Votre tâche:
Répondez aux questions suivantes sur la décision du Conseil d'État :
1. À quelle date la requête a-t-elle été enregistrée au secrétariat du contentieux ?
2. De quels articles du nouveau code de procédure civile le requérant demandait-il l'abrogation ?
3. À qui la décision doit-elle être notifiée selon l'article 2 ?

Texte d'étude:
--
Conseil d’Etat, 5 juillet 2000, Tête, requête numéro 201628






REPUBLIQUE FRANCAISE

AU NOM DU PEUPLE FRANCAIS


Vu la requête enregistrée le 9 novembre 1998 au secrétariat du contentieux du Conseil d’Etat, présentée par M. Etienne TETE, conseiller régional, … ; M. TETE demande que le Conseil d’Etat annule la décision implicite du Premier ministre rejetant sa demande du 11 mai 1998 tendant à l’abrogation des articles 808, 809 et 810 du nouveau code de procédure civile ;
Vu les autres pièces du dossier ;
Vu la convention européenne de sauvegarde des droits de l’homme et des libertés fondamentales, et notamment son article 10 ;
Vu le nouveau code de procédure civile, notamment ses articles 808, 809 et 810 ;
Vu le décret n° 83-102 du 28 novembre 1983, notamment son article 3 ;
Vu l’ordonnance n° 45-1708 du 31 juillet 1945, le décret n° 53-934 du 30 septembre 1953 et la loi n° 87-1127 du 31 décembre 1987 ;
Après avoir entendu en audience publique :
– le rapport de Mme Denis, Maître des Requêtes,
– les conclusions de Mme Mitjavile, Commissaire du gouvernement ;

Considérant que pour demander l’annulation de la décision implicite par laquelle le Premier ministre a rejeté sa demande tendant à l’abrogation des articles 808, 809 et 810 du nouveau code de procédure civile relatifs aux pouvoirs du président du tribunal de grande instance en matière de référé, le requérant se borne à faire état de sa qualité d’élu régional, qui, exprimant régulièrement et publiquement son opinion pourrait ainsi se voir appliquer ces dispositions ; qu’il ne justifie pas à ce titre d’un intérêt personnel suffisamment direct et certain de nature à lui donner qualité pour demander l’annulation du refus d’abroger ces dispositions ;
Article 1er : La requête de M. TETE est rejetée.
Article 2 : La présente décision sera notifiée à M. Etienne TETE, au Premier ministre et au garde des sceaux, ministre de la justice.
--
Données fournies:
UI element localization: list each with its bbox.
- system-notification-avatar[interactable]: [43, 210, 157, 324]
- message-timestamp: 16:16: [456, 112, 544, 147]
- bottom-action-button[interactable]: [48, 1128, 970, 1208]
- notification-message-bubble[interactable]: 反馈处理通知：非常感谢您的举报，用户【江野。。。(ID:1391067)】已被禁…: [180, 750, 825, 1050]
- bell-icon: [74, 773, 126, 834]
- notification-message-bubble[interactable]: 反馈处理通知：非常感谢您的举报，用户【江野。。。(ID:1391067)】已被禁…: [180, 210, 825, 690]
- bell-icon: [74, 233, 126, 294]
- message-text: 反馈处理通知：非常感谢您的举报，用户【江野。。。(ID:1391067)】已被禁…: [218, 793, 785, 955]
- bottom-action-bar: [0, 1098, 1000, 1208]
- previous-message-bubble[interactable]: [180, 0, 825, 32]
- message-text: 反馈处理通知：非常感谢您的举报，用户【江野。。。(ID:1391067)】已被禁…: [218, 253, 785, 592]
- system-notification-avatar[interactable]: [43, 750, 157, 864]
--
Réponse:
1. Le 9 novembre 1998.
2. Les articles 808, 809 et 810.
3. À M. Etienne TETE, au Premier ministre et au garde des sceaux, ministre de la justice.